▸ **Requirement**
With the records below as input, work out how many lines include the word "Jahresversammlung". Give only the number.

Records from a dataset
————————
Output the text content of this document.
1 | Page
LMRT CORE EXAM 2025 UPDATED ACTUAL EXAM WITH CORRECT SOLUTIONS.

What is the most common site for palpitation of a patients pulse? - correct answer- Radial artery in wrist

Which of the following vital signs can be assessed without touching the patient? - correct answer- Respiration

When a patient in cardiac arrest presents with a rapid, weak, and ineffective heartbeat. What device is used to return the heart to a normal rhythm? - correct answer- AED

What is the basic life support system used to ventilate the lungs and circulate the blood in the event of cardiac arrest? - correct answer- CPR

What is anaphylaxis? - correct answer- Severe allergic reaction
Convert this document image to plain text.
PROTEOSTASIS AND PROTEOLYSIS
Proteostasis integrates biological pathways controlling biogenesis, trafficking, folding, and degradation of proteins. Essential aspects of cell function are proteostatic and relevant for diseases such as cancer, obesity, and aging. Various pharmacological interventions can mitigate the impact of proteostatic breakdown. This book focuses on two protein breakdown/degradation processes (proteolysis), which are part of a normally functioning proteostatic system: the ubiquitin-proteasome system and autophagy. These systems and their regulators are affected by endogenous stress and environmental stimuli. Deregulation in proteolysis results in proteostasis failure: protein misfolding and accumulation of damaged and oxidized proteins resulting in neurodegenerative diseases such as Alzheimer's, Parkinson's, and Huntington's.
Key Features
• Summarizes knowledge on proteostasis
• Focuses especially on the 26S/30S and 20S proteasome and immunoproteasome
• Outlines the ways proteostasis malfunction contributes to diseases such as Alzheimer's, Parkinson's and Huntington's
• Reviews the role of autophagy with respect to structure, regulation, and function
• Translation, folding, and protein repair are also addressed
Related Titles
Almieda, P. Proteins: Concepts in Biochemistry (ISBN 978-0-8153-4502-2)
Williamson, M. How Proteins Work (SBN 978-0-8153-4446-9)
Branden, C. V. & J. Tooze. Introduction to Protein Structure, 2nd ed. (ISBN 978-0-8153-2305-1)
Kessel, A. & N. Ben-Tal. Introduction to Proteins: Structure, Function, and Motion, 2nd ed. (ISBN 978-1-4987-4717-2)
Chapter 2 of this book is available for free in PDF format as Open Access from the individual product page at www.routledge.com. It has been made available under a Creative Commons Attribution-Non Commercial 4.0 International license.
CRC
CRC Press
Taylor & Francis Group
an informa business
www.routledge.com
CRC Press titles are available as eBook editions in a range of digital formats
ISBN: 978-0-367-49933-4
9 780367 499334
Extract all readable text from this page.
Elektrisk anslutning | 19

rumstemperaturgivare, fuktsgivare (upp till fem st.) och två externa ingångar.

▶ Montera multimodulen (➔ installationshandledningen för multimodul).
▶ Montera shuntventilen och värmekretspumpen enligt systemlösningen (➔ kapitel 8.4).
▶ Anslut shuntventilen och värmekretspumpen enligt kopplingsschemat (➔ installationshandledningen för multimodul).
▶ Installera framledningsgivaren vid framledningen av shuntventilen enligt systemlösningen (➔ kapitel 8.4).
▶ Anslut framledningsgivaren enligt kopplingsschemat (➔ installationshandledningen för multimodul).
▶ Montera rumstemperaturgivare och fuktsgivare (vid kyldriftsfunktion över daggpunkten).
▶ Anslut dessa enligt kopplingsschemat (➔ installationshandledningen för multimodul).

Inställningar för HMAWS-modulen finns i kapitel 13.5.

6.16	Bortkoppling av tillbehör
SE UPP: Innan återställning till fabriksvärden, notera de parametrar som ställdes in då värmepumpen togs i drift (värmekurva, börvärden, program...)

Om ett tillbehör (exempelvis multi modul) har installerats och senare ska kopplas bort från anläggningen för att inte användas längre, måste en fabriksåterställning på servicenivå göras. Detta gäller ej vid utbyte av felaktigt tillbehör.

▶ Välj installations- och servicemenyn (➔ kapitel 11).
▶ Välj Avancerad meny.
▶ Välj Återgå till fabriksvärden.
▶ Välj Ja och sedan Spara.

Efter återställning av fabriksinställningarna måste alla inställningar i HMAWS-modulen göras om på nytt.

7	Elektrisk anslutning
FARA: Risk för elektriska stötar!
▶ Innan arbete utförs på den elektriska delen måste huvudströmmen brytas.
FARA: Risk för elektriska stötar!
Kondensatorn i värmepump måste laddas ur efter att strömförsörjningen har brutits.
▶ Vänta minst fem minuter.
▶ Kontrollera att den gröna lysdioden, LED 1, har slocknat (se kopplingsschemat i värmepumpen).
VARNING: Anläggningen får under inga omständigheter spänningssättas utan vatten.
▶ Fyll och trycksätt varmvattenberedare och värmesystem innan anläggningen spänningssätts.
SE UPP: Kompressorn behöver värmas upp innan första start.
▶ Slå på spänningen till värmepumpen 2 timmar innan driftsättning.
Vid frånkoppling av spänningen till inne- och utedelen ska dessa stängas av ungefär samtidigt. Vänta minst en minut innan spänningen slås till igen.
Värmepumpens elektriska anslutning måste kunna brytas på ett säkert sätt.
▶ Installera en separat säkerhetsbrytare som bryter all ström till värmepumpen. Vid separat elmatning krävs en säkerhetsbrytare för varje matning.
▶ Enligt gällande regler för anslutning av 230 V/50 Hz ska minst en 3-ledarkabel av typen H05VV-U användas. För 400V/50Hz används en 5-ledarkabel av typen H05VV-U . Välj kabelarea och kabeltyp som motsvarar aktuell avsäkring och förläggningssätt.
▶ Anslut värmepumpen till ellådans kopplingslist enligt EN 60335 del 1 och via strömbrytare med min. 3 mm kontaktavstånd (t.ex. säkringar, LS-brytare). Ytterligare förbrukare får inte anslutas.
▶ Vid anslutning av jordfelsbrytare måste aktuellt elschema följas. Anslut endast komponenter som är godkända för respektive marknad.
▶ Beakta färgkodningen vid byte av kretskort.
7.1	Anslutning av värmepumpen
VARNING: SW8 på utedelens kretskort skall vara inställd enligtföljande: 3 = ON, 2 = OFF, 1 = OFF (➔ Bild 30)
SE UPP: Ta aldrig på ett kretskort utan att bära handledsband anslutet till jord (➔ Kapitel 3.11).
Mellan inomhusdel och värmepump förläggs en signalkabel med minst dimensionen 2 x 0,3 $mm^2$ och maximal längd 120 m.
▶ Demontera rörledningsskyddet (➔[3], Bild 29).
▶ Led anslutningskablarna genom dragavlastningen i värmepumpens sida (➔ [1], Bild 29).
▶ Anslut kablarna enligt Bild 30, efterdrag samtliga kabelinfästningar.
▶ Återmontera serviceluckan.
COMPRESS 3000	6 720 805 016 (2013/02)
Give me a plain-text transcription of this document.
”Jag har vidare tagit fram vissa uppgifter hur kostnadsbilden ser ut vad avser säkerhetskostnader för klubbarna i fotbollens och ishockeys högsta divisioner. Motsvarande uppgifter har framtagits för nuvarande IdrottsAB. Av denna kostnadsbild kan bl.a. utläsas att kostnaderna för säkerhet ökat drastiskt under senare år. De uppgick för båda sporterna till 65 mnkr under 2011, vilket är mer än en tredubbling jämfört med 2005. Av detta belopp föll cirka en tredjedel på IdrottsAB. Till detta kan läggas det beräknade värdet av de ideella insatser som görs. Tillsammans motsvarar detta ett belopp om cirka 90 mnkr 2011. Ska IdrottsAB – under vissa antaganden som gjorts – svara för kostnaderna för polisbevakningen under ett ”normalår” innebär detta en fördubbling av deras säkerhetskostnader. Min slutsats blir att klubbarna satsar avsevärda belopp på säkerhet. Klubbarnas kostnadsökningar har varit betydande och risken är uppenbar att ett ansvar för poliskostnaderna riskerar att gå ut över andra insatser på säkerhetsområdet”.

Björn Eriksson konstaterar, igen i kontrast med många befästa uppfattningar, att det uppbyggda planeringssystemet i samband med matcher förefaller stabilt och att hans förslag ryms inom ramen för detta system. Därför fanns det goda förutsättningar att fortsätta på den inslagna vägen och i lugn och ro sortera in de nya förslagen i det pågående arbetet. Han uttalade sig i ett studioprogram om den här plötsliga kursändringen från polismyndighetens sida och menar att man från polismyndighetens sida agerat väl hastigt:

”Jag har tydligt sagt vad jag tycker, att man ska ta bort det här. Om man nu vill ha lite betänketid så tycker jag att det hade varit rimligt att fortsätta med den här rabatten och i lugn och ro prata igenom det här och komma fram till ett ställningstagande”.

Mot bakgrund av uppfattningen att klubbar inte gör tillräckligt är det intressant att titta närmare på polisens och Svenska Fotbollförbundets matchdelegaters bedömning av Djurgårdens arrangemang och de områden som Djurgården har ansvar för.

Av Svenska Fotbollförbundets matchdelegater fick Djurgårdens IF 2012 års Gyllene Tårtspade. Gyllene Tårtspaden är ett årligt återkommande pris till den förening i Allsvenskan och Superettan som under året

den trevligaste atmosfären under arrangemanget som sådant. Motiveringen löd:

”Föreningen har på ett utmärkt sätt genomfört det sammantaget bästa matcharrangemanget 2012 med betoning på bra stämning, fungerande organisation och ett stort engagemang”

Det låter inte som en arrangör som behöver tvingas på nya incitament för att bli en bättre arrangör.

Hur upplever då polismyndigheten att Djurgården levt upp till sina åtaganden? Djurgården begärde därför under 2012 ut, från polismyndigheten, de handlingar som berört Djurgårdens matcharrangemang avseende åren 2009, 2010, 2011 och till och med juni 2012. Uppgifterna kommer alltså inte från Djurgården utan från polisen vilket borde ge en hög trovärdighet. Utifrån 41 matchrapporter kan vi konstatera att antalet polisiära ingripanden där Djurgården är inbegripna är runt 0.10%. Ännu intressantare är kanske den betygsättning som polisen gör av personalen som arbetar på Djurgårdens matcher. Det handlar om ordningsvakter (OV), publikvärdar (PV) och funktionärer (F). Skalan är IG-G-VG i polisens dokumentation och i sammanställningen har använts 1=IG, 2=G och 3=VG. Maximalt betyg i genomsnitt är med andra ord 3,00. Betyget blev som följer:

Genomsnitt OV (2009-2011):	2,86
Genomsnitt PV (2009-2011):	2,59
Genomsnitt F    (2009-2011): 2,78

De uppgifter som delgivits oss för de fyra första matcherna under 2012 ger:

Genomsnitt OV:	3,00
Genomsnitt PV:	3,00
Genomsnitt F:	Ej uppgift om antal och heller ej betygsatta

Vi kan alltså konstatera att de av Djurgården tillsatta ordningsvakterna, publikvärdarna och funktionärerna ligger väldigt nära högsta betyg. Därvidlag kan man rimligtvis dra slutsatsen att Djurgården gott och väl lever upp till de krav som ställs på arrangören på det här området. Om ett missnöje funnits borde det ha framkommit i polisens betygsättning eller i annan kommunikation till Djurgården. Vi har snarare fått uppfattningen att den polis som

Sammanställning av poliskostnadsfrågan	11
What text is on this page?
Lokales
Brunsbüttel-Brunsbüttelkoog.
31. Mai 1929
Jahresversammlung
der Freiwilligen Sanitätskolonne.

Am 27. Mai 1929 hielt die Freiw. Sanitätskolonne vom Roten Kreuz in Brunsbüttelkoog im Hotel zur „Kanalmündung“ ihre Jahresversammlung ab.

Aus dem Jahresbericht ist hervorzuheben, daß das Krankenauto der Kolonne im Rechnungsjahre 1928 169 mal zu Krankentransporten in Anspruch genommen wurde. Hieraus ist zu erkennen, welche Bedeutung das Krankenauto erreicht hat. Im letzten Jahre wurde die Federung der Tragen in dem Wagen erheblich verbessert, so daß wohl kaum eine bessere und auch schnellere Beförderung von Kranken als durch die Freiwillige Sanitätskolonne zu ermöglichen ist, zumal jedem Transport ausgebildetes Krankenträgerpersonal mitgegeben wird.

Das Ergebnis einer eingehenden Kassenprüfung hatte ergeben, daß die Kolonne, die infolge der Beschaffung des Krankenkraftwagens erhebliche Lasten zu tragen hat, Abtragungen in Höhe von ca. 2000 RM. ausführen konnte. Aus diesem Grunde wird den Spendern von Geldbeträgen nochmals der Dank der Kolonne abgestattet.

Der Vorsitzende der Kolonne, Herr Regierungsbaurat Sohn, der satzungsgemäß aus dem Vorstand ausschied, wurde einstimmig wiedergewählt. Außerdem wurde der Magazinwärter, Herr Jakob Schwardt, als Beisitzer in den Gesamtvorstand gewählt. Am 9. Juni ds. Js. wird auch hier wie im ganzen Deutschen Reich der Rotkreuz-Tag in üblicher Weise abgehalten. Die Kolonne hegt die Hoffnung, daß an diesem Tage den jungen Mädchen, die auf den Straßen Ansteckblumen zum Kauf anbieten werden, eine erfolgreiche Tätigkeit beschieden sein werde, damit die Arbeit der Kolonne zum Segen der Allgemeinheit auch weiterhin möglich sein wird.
————————
▸ **Response for this exercise**
2